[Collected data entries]
+++
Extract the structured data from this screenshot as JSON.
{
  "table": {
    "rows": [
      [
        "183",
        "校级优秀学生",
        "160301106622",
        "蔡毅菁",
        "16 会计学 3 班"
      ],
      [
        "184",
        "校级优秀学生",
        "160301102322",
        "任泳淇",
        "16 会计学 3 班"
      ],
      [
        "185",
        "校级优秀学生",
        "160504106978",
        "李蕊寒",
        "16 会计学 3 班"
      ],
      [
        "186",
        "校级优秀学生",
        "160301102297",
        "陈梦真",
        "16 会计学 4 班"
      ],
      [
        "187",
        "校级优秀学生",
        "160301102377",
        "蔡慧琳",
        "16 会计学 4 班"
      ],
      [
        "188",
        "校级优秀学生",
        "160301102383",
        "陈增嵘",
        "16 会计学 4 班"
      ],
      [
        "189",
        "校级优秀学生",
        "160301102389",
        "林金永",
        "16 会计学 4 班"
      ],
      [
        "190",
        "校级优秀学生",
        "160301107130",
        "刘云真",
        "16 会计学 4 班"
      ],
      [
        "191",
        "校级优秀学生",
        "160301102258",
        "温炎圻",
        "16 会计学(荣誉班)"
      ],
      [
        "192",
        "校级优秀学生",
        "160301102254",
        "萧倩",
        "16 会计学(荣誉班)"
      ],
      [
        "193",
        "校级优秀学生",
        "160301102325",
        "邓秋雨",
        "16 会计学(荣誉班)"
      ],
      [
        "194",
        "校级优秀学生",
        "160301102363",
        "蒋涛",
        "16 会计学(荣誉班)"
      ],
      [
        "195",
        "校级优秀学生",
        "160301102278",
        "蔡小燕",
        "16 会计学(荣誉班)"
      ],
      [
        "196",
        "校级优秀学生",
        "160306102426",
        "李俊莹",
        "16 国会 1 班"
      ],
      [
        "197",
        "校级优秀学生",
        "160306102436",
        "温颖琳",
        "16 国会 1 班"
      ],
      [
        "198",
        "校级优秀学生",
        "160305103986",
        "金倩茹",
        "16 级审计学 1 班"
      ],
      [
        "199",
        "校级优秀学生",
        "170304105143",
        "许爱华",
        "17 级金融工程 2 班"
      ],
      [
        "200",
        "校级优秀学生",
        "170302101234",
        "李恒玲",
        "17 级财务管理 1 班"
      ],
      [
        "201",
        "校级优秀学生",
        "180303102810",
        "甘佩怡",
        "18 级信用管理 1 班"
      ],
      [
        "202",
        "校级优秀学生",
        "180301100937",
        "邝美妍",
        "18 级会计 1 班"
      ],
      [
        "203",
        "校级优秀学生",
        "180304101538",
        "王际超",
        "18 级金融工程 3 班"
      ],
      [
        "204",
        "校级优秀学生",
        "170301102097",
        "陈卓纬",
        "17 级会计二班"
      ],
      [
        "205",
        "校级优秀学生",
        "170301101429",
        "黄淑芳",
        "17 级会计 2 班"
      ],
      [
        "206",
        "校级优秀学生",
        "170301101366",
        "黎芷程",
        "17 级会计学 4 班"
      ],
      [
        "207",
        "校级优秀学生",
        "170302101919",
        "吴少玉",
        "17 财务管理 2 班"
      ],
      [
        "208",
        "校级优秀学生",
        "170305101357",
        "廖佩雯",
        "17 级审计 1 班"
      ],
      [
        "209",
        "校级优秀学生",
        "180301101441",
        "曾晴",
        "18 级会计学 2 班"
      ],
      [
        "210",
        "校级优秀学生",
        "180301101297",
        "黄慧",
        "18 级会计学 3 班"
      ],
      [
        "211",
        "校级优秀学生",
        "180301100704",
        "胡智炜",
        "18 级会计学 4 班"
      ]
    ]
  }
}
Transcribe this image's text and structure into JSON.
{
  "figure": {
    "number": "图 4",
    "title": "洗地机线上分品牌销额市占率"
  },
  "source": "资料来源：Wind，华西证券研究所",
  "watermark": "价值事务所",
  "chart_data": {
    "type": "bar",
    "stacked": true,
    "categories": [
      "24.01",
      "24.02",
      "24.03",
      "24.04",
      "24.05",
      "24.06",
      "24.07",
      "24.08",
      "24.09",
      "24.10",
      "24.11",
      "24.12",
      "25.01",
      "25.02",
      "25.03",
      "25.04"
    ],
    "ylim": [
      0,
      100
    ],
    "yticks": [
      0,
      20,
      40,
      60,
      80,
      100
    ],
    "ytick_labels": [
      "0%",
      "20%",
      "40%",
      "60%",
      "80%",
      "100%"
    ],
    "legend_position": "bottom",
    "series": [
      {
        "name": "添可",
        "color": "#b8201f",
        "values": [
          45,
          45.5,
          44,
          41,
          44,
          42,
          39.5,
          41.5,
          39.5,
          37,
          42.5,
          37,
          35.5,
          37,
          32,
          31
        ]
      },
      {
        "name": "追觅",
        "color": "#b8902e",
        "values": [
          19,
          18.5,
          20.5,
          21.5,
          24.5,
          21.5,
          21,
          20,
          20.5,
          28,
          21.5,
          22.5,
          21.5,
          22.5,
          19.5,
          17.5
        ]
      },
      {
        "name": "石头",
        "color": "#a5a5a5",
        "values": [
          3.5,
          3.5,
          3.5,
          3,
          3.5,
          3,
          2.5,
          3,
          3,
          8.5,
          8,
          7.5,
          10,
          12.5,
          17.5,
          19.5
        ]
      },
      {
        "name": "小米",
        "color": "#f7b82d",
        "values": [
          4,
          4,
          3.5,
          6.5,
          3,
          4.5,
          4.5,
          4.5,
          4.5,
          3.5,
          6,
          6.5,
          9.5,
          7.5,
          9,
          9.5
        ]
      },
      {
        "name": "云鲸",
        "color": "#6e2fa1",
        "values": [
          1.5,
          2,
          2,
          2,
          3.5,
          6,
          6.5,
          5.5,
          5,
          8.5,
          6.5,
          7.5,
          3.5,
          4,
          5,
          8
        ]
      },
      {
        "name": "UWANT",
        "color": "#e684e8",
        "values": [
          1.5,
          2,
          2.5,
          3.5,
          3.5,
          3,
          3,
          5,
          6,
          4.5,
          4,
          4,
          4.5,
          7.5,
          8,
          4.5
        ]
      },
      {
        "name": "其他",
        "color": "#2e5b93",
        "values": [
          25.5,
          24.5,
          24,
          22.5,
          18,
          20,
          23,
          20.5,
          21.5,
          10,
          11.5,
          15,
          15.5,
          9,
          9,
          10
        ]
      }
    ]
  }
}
+++
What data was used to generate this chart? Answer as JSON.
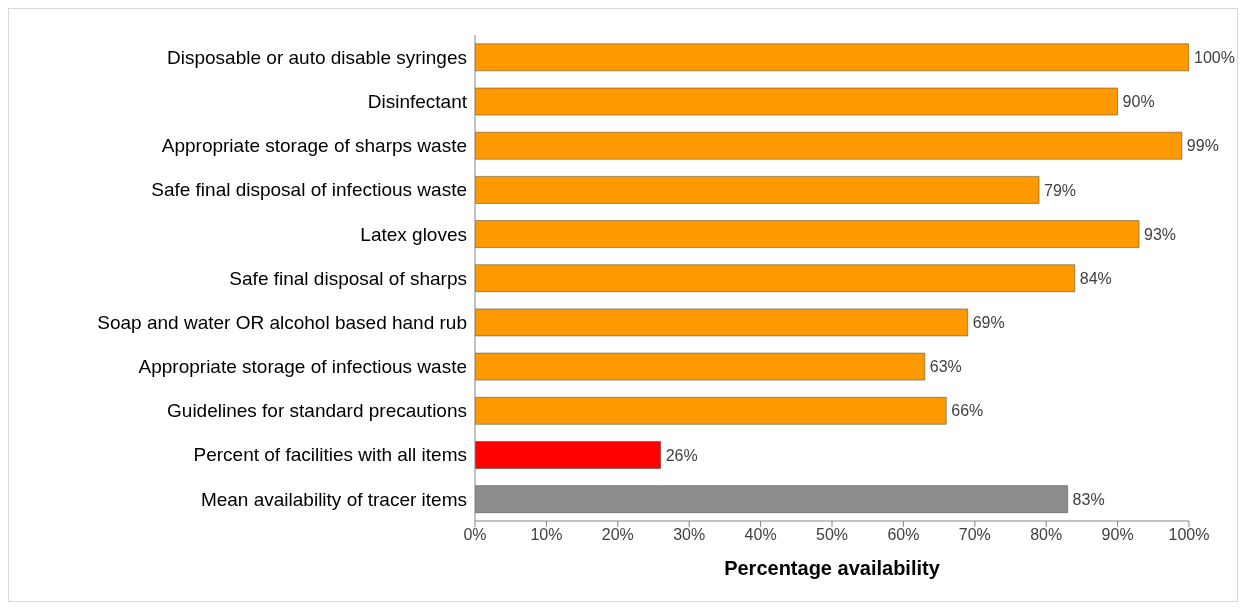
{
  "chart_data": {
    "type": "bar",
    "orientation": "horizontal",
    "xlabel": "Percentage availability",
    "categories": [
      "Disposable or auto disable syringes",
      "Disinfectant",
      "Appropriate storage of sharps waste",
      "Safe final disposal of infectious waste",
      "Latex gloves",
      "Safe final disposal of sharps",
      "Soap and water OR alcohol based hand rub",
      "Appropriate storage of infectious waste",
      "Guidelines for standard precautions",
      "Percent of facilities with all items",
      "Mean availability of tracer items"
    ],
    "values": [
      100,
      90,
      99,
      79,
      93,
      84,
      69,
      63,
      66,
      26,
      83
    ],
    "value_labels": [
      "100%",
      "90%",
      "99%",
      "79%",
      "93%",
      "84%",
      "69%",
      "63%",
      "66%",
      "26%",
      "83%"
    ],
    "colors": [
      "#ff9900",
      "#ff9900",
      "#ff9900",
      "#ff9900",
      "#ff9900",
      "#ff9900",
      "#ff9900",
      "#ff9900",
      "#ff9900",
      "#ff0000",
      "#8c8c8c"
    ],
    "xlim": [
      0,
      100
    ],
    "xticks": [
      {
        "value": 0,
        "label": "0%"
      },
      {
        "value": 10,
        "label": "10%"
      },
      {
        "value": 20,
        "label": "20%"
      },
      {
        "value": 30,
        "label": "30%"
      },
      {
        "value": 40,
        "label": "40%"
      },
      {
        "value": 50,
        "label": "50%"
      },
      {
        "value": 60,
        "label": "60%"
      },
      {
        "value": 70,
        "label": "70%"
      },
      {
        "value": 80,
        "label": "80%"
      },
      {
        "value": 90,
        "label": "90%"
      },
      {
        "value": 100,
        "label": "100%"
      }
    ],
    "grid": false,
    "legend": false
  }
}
+++
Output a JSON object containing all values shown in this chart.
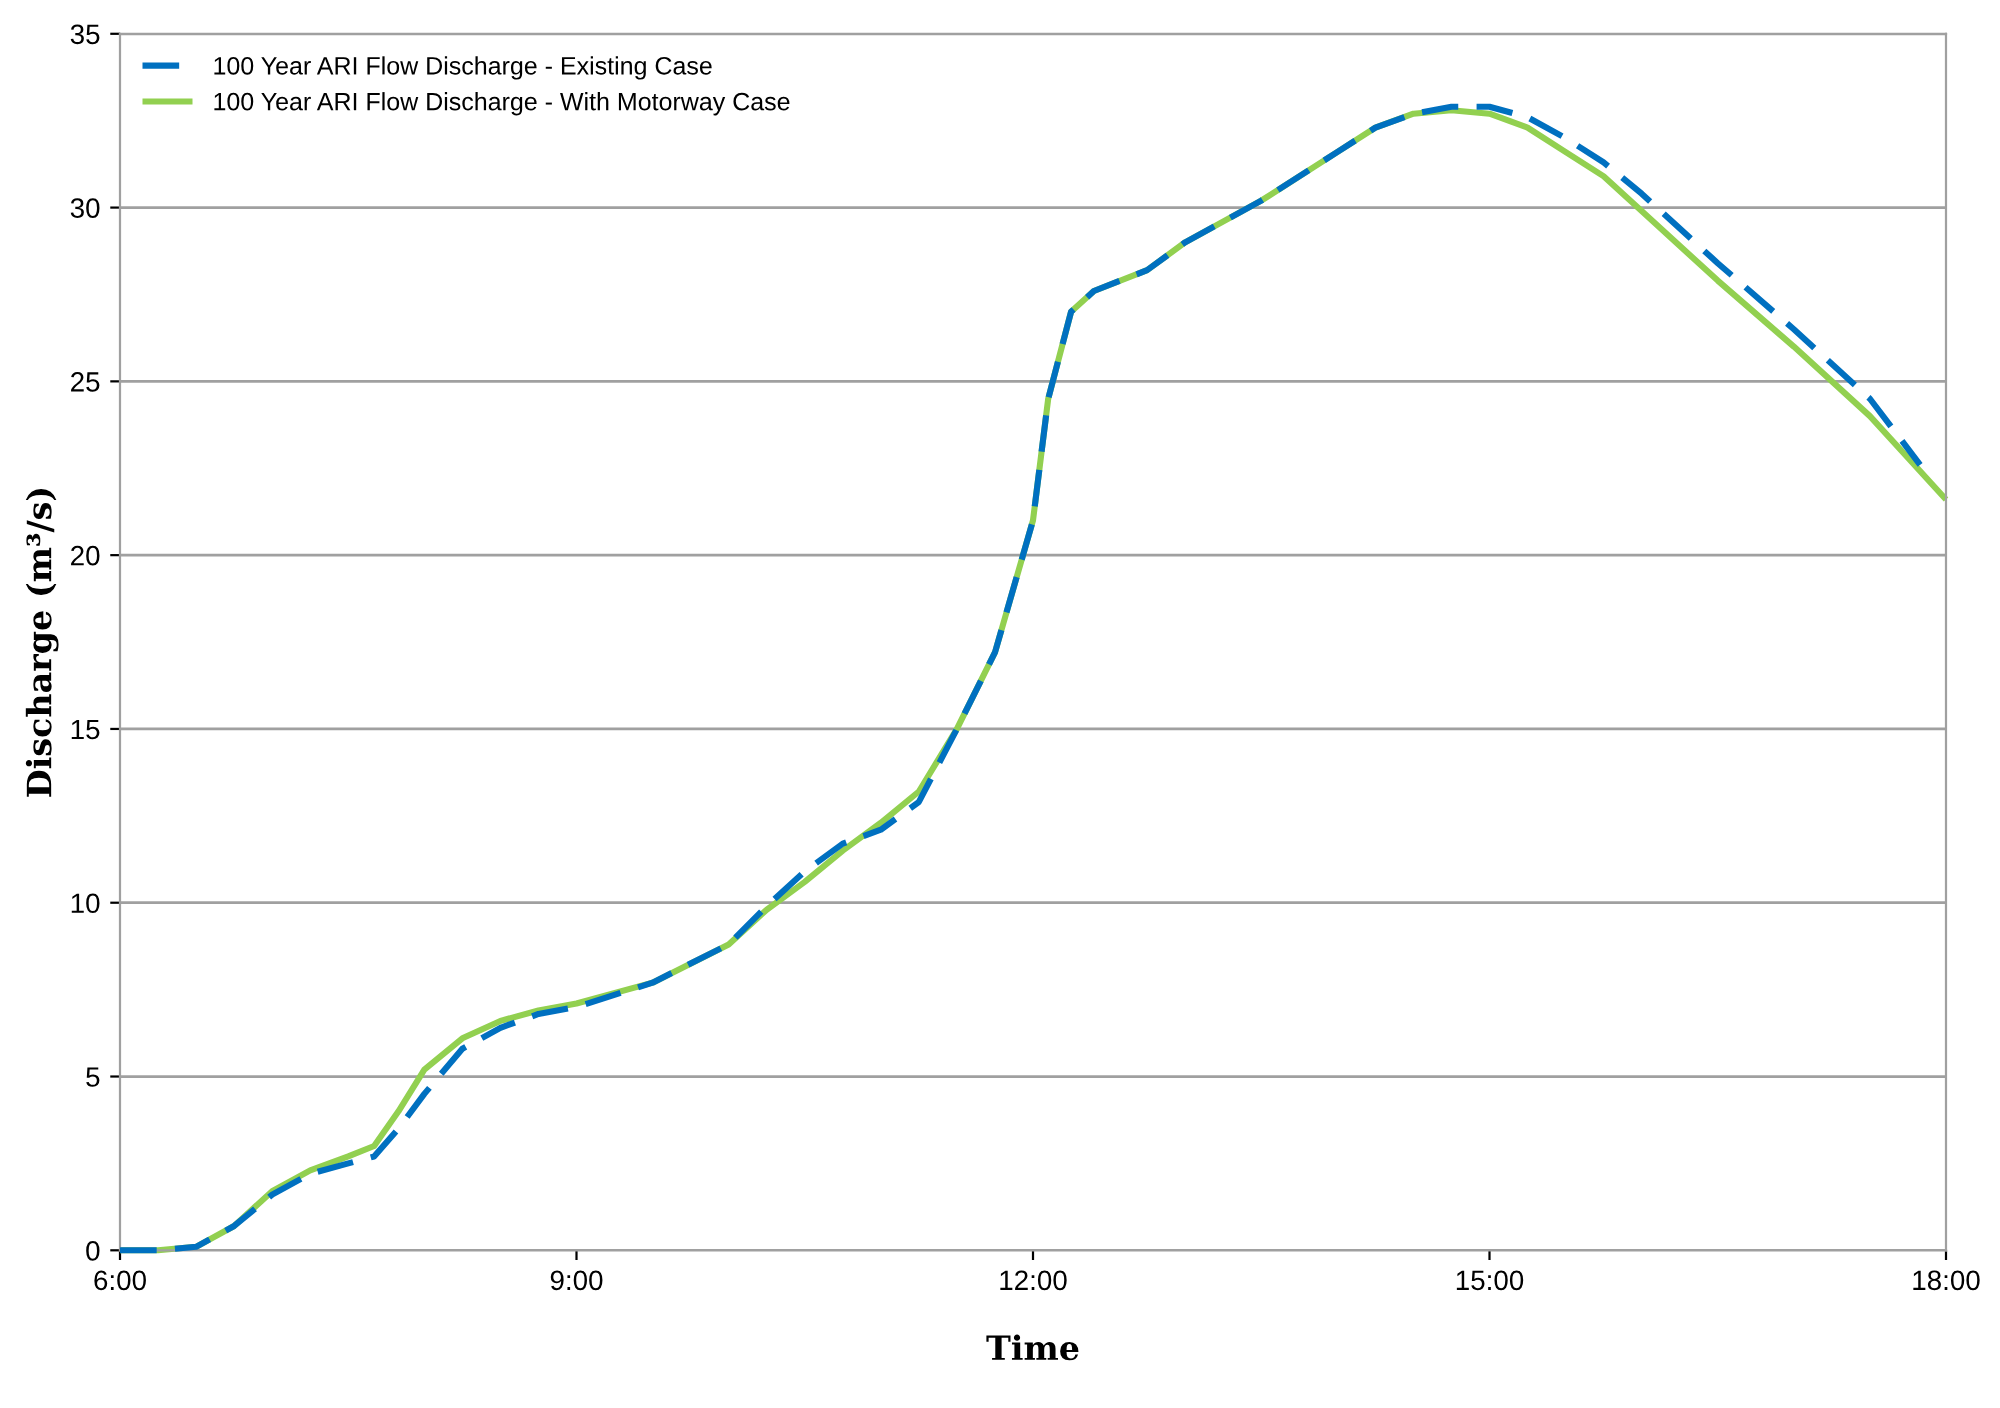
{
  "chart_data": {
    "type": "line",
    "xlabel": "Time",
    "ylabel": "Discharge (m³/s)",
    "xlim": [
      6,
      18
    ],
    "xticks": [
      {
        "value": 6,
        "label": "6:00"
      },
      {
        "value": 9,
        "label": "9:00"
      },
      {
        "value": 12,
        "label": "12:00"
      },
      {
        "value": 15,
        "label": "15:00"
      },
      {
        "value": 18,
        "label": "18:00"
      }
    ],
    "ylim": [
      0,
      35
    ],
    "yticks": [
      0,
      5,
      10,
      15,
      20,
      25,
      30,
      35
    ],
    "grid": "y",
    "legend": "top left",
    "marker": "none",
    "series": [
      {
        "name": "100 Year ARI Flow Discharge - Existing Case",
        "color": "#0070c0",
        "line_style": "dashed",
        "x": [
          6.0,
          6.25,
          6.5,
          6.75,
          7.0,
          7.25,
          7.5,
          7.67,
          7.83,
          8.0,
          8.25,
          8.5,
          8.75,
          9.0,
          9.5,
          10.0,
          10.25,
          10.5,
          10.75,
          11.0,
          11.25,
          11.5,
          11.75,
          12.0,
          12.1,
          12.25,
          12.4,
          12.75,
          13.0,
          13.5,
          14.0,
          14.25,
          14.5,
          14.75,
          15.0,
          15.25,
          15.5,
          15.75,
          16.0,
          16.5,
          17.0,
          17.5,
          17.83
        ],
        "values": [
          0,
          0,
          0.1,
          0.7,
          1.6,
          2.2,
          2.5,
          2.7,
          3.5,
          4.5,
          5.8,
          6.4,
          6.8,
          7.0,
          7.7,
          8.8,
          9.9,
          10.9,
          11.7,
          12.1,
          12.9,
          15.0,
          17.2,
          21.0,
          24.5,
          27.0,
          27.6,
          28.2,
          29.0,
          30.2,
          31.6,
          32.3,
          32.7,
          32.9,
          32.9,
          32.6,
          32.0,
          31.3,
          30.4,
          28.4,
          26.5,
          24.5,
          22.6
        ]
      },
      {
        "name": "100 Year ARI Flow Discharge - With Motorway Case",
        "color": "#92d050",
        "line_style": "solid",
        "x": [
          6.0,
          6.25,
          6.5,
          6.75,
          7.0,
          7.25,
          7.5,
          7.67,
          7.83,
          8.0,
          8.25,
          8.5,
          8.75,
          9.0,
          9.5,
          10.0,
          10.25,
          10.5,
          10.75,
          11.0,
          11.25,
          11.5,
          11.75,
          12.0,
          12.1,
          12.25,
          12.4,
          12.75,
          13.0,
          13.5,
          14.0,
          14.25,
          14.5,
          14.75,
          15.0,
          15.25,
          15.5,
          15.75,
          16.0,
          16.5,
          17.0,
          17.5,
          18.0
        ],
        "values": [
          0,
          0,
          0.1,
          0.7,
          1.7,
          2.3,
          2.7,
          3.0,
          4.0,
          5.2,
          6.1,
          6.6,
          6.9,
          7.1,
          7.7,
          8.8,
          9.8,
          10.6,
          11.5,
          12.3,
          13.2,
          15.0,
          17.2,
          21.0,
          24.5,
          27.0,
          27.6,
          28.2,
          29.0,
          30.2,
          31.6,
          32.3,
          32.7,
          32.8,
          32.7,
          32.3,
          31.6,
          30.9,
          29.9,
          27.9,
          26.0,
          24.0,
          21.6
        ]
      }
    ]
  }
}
+++
Directive: Return every line containing "infectious".

Result for this task:
      "Safe final disposal of infectious waste",
      "Appropriate storage of infectious waste",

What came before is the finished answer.